Extract the lines from the one containing "base-marker — [236, 31, 242, 36]" through the one containing "trace-peak — [610, 469, 691, 526]", and reproduce them unchanged.

Extracted data:

_ _ _ _

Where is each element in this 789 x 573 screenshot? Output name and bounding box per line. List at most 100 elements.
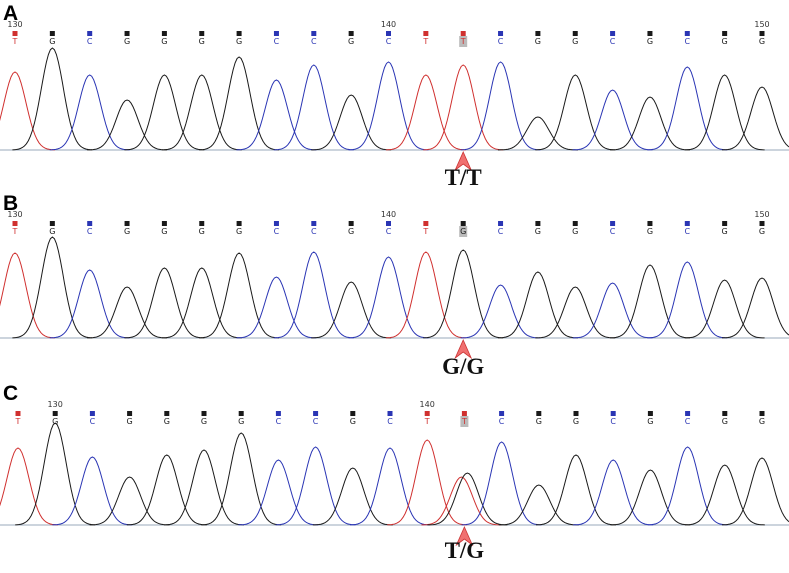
base-marker — [236, 31, 242, 36]
trace-peak — [12, 236, 93, 339]
trace-peak — [161, 267, 242, 339]
base-call: C — [610, 417, 616, 426]
base-marker — [573, 411, 579, 416]
base-call: G — [124, 227, 130, 236]
base-call: G — [161, 37, 167, 46]
trace-peak — [49, 74, 130, 151]
genotype-label: G/G — [442, 354, 484, 379]
base-marker — [722, 411, 728, 416]
trace-peak — [387, 439, 468, 526]
trace-peak — [236, 79, 317, 151]
base-marker — [610, 411, 616, 416]
base-highlight — [460, 416, 469, 427]
base-call: G — [124, 37, 130, 46]
base-call: G — [647, 227, 653, 236]
base-marker — [273, 221, 279, 226]
trace-peak — [238, 459, 319, 526]
base-marker — [423, 221, 429, 226]
base-marker — [684, 221, 690, 226]
trace-peak — [423, 249, 504, 339]
base-marker — [647, 221, 653, 226]
base-marker — [685, 411, 691, 416]
base-marker — [759, 31, 765, 36]
trace-peak — [610, 469, 691, 526]
base-call: G — [759, 37, 765, 46]
base-marker — [350, 411, 356, 416]
trace-peak — [0, 71, 56, 151]
arrow — [454, 339, 473, 360]
base-marker — [199, 221, 205, 226]
trace-peak — [236, 276, 317, 339]
genotype-label: T/T — [445, 165, 482, 190]
trace-peak — [124, 74, 205, 151]
position-label: 140 — [381, 20, 396, 29]
base-marker — [199, 31, 205, 36]
base-call: C — [274, 227, 280, 236]
trace-peak — [385, 251, 466, 339]
trace-peak — [647, 446, 728, 526]
base-call: C — [311, 227, 317, 236]
base-marker — [238, 411, 244, 416]
position-label: 150 — [754, 210, 769, 219]
trace-peak — [348, 256, 429, 339]
base-marker — [572, 31, 578, 36]
base-call: G — [238, 417, 244, 426]
base-marker — [647, 31, 653, 36]
base-call: G — [236, 37, 242, 46]
base-call: G — [350, 417, 356, 426]
base-call: C — [685, 417, 691, 426]
base-call: C — [499, 417, 505, 426]
base-marker — [498, 31, 504, 36]
base-marker — [236, 221, 242, 226]
trace-peak — [573, 459, 654, 526]
base-call: G — [535, 227, 541, 236]
base-call: G — [647, 417, 653, 426]
base-call: G — [535, 37, 541, 46]
base-marker — [124, 31, 130, 36]
panel-label: A — [3, 2, 18, 25]
panel: C 130 140 T G C G G G G C C G C T T C G G C G C G G T/G — [0, 382, 789, 563]
base-call: C — [610, 37, 616, 46]
base-marker — [161, 221, 167, 226]
trace-peak — [199, 252, 280, 339]
base-marker — [759, 411, 765, 416]
trace-peak — [348, 61, 429, 151]
base-marker — [460, 31, 466, 36]
panel-label: B — [3, 192, 18, 215]
base-call: T — [461, 417, 467, 426]
trace-peak — [535, 74, 616, 151]
base-marker — [460, 221, 466, 226]
position-label: 130 — [7, 20, 22, 29]
base-marker — [759, 221, 765, 226]
base-marker — [536, 411, 542, 416]
trace-peak — [647, 261, 728, 339]
base-call: G — [236, 227, 242, 236]
trace-peak — [572, 282, 653, 339]
base-call: C — [610, 227, 616, 236]
base-call: G — [164, 417, 170, 426]
base-highlight — [459, 36, 468, 47]
base-call: C — [685, 37, 691, 46]
base-marker — [49, 31, 55, 36]
trace-peak — [460, 61, 541, 151]
trace-peak — [52, 456, 133, 526]
trace-peak — [275, 446, 356, 526]
base-call: G — [348, 37, 354, 46]
base-call: G — [647, 37, 653, 46]
base-call: G — [759, 417, 765, 426]
trace-peak — [87, 99, 168, 151]
base-call: G — [49, 227, 55, 236]
trace-peak — [49, 269, 130, 339]
base-call: G — [722, 227, 728, 236]
trace-peak — [721, 457, 789, 526]
arrow — [455, 526, 474, 547]
trace-peak — [423, 64, 504, 151]
base-call: T — [422, 37, 428, 46]
base-call: G — [52, 417, 58, 426]
trace-peak — [312, 467, 393, 526]
base-call: G — [49, 37, 55, 46]
base-marker — [49, 221, 55, 226]
base-call: G — [348, 227, 354, 236]
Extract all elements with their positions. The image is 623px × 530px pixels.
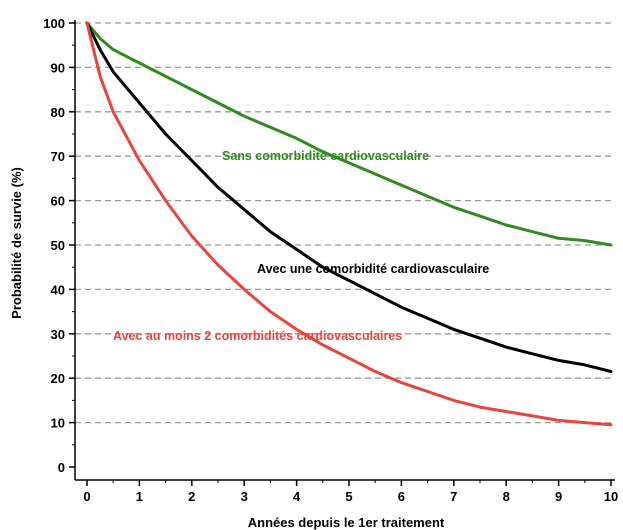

_ _ _ _

Solved exercise:
base-marker — [236, 31, 242, 36]
trace-peak — [12, 236, 93, 339]
trace-peak — [161, 267, 242, 339]
base-call: C — [610, 417, 616, 426]
base-marker — [573, 411, 579, 416]
base-call: G — [124, 227, 130, 236]
base-call: G — [161, 37, 167, 46]
trace-peak — [49, 74, 130, 151]
genotype-label: G/G — [442, 354, 484, 379]
base-marker — [722, 411, 728, 416]
trace-peak — [387, 439, 468, 526]
trace-peak — [236, 79, 317, 151]
base-marker — [610, 411, 616, 416]
base-highlight — [460, 416, 469, 427]
base-call: G — [124, 37, 130, 46]
base-call: G — [647, 227, 653, 236]
base-marker — [273, 221, 279, 226]
trace-peak — [238, 459, 319, 526]
base-marker — [423, 221, 429, 226]
base-marker — [684, 221, 690, 226]
trace-peak — [423, 249, 504, 339]
base-marker — [647, 221, 653, 226]
base-marker — [685, 411, 691, 416]
base-marker — [759, 31, 765, 36]
trace-peak — [610, 469, 691, 526]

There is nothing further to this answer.